*** Given records ***

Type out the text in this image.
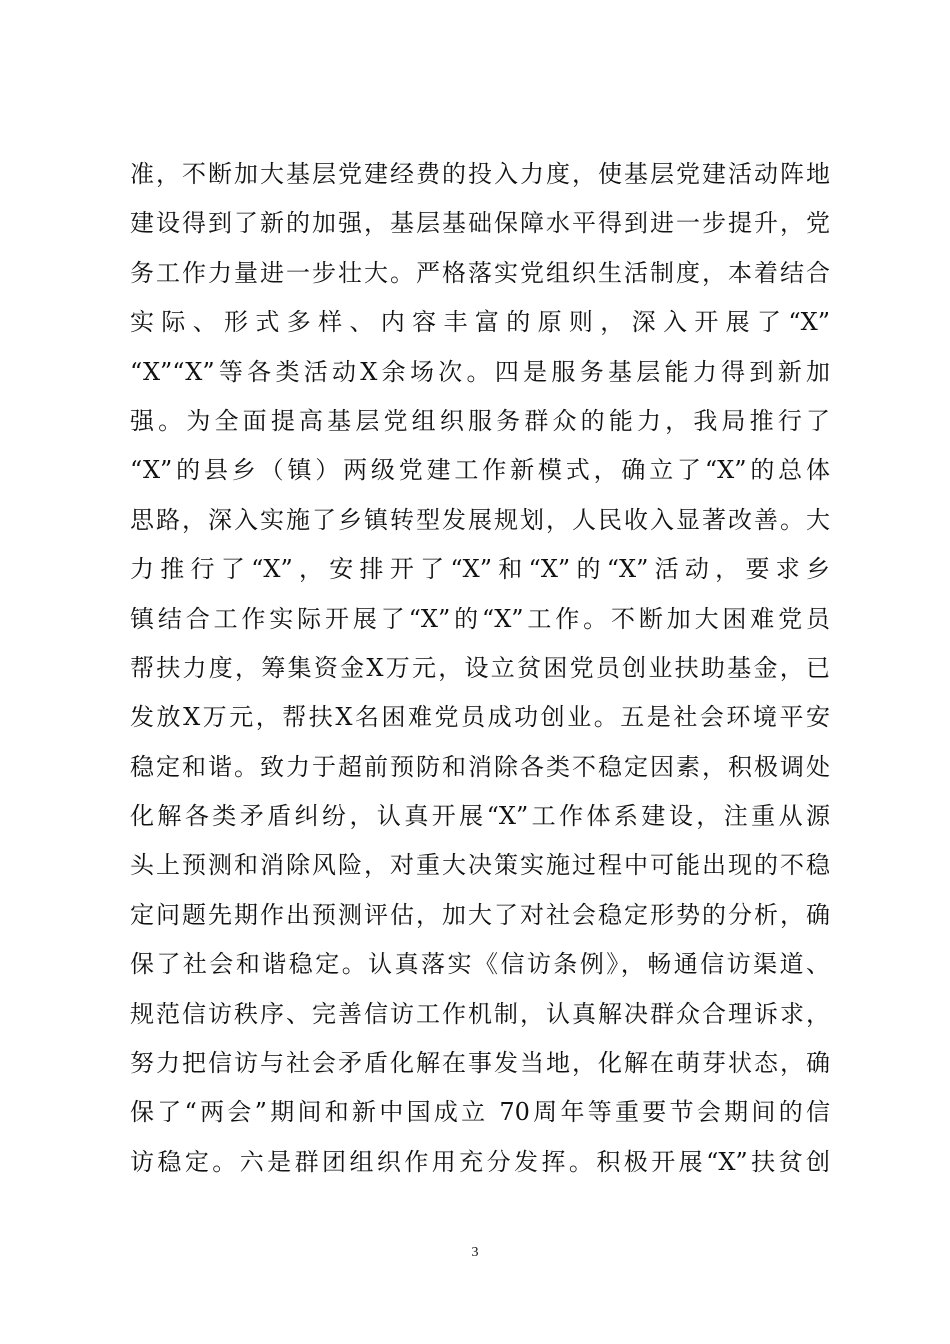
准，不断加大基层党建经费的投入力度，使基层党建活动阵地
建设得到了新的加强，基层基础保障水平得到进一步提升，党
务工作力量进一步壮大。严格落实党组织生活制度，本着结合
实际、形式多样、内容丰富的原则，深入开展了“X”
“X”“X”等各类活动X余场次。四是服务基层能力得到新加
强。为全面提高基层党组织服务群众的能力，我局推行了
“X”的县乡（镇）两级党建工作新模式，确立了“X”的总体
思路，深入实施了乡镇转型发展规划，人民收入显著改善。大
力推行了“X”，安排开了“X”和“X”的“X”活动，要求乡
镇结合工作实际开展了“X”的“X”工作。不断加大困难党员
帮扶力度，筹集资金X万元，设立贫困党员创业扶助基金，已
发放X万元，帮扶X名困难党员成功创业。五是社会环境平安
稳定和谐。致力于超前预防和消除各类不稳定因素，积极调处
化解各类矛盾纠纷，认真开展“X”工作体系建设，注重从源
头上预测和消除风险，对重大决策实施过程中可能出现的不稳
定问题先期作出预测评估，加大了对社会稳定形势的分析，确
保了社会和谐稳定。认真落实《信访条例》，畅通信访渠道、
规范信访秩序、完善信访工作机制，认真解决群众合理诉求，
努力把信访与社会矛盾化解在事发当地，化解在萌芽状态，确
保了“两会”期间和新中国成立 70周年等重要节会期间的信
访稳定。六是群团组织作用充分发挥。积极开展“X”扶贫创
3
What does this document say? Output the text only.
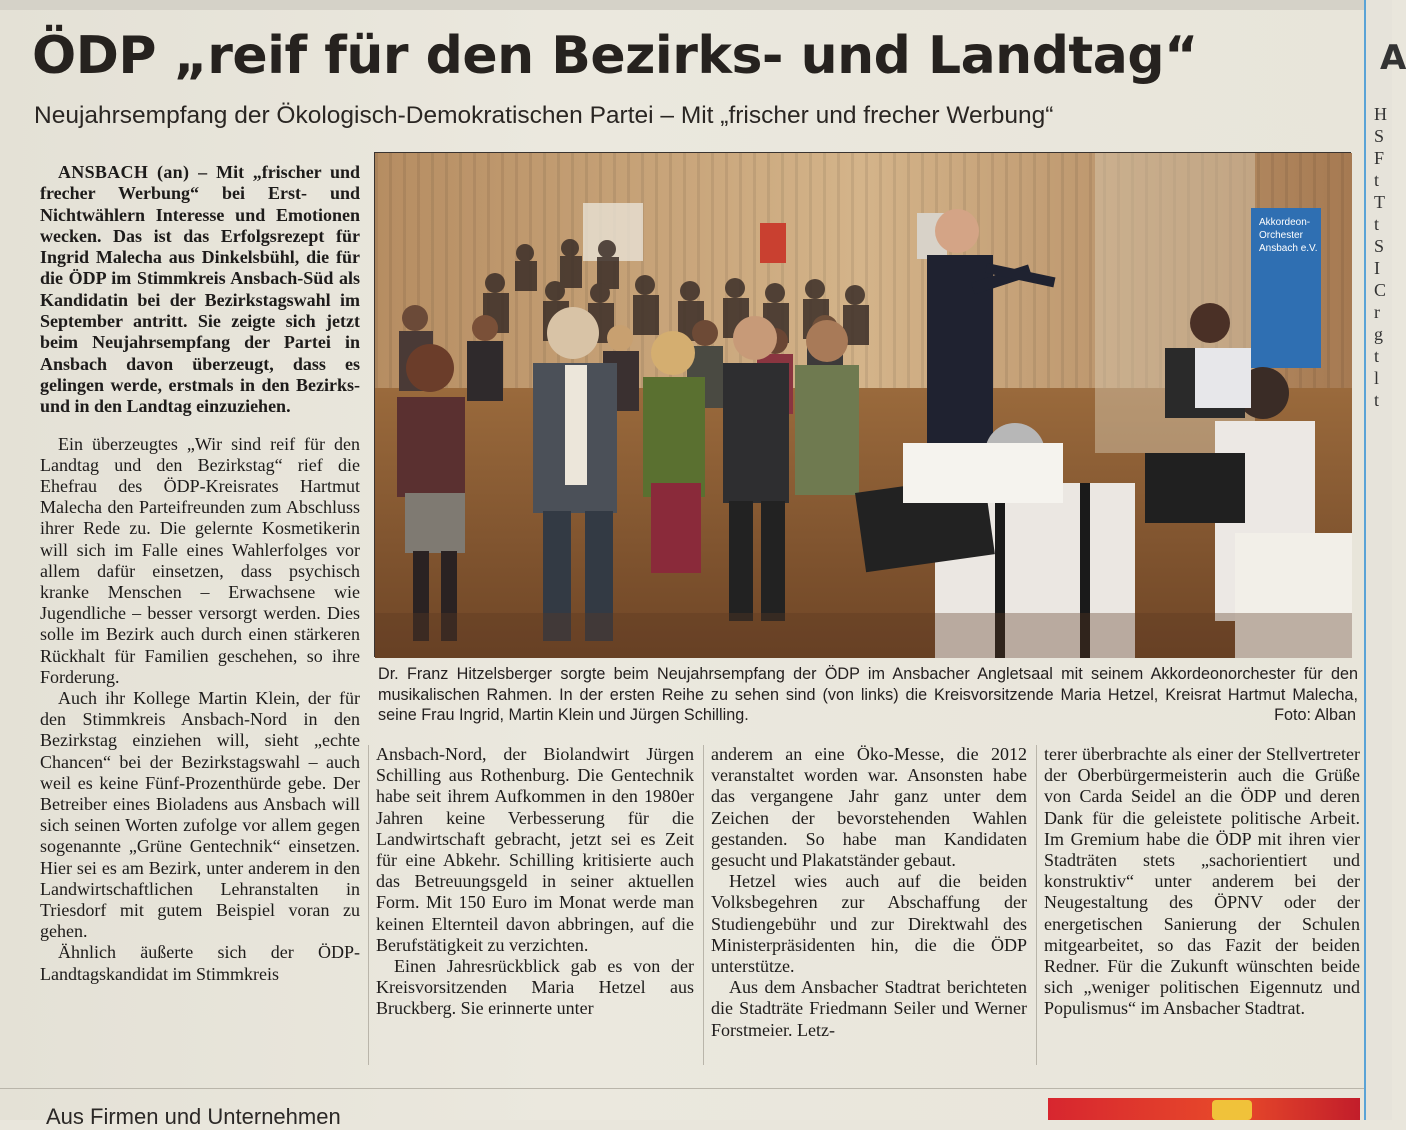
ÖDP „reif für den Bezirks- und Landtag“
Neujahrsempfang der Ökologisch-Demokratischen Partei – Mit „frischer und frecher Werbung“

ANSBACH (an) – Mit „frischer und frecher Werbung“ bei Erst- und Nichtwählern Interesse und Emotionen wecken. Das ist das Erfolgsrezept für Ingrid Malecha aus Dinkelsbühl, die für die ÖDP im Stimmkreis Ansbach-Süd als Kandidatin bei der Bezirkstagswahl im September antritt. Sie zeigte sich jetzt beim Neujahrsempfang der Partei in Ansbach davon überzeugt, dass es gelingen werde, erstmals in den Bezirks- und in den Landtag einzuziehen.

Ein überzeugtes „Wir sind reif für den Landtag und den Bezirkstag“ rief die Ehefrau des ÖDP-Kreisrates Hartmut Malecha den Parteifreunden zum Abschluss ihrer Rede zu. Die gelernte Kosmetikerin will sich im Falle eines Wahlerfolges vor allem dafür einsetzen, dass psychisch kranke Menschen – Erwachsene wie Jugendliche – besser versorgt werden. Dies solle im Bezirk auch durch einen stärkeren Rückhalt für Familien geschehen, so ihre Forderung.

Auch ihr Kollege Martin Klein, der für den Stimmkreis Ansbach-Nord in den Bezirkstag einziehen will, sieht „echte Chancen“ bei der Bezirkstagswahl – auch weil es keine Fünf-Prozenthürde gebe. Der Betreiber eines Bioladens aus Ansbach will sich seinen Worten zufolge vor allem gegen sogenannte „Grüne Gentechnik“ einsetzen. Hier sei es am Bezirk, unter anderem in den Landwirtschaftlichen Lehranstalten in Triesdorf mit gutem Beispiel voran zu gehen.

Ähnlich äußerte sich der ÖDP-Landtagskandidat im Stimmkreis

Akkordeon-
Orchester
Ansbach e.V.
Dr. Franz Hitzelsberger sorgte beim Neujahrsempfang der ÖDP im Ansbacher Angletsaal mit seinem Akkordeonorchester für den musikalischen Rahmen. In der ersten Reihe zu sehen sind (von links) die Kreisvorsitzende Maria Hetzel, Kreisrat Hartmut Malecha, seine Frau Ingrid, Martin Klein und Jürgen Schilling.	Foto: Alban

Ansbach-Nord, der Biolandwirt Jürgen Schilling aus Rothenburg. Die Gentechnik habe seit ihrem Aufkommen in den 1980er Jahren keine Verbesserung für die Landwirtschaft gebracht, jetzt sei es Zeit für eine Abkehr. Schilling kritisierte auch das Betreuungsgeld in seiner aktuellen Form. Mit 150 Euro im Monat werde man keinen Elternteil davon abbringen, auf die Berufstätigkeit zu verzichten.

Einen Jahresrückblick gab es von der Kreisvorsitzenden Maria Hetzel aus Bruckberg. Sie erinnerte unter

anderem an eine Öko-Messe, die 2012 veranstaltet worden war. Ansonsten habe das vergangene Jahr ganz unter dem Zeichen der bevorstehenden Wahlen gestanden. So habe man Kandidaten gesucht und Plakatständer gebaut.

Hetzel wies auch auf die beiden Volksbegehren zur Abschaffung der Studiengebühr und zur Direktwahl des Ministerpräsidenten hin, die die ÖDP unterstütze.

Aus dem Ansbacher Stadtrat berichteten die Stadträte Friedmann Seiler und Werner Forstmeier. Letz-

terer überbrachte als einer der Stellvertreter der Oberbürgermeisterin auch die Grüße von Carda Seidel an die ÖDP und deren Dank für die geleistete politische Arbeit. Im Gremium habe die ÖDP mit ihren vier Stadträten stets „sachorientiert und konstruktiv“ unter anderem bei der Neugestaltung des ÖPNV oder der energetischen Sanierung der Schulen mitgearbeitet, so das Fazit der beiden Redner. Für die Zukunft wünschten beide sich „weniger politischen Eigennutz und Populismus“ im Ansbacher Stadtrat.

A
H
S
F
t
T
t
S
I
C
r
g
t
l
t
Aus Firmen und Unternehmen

***
*** Given records ***

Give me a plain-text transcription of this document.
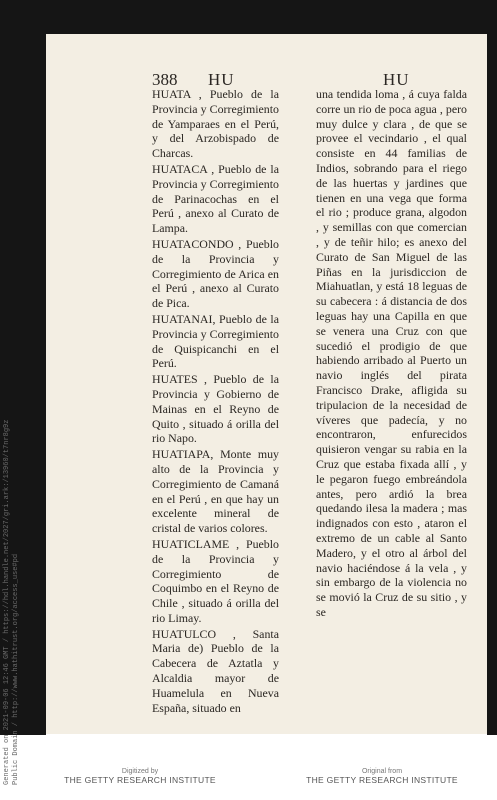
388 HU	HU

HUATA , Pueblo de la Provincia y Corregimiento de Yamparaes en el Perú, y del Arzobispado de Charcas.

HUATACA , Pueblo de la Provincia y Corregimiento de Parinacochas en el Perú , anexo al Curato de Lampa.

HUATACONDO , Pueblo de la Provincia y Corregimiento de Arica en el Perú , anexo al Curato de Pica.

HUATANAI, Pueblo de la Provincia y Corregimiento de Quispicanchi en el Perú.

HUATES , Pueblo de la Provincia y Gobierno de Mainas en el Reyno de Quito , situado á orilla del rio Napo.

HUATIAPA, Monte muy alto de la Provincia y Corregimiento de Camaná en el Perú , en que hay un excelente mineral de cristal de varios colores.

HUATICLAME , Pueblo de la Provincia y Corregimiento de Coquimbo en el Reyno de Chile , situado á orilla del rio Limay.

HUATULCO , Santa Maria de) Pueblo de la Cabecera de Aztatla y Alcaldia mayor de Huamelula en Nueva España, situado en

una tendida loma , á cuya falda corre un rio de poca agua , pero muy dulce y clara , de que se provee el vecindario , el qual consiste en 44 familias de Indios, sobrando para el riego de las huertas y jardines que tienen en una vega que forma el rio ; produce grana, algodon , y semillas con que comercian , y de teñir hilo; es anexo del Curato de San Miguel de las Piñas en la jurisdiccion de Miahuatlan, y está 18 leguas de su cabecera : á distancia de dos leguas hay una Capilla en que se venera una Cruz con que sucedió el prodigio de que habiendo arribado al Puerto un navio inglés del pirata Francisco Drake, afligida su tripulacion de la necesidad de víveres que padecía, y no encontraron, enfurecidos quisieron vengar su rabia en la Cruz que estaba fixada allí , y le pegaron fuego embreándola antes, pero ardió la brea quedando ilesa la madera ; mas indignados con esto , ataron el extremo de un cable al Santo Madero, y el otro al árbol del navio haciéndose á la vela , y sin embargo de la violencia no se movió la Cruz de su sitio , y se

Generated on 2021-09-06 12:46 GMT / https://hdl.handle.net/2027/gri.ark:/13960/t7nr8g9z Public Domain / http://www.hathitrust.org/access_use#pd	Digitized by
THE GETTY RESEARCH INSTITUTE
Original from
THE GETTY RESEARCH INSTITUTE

***
*** Given records ***

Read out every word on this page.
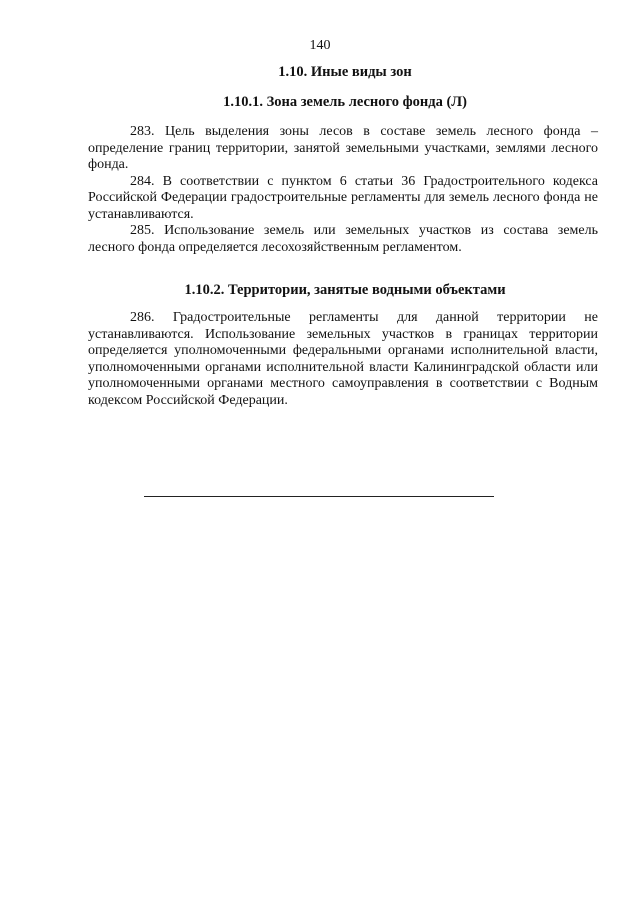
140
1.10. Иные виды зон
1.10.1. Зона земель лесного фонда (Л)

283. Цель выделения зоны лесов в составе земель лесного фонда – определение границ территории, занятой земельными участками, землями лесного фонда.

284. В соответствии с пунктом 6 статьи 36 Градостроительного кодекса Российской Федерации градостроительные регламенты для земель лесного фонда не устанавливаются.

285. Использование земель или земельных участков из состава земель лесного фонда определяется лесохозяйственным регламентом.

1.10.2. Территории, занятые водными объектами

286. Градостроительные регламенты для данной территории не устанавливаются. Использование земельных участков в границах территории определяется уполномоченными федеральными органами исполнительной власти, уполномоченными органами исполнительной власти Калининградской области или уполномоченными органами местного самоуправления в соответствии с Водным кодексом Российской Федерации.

***

**What to do**
Check every line for "Nord" and show the ones that have it.

**Task result**
Auch ihr Kollege Martin Klein, der für den Stimmkreis Ansbach-Nord in den Bezirkstag einziehen will, sieht „echte Chancen“ bei der Bezirkstagswahl – auch weil es keine Fünf-Prozenthürde gebe. Der Betreiber eines Bioladens aus Ansbach will sich seinen Worten zufolge vor allem gegen sogenannte „Grüne Gentechnik“ einsetzen. Hier sei es am Bezirk, unter anderem in den Landwirtschaftlichen Lehranstalten in Triesdorf mit gutem Beispiel voran zu gehen.
Ansbach-Nord, der Biolandwirt Jürgen Schilling aus Rothenburg. Die Gentechnik habe seit ihrem Aufkommen in den 1980er Jahren keine Verbesserung für die Landwirtschaft gebracht, jetzt sei es Zeit für eine Abkehr. Schilling kritisierte auch das Betreuungsgeld in seiner aktuellen Form. Mit 150 Euro im Monat werde man keinen Elternteil davon abbringen, auf die Berufstätigkeit zu verzichten.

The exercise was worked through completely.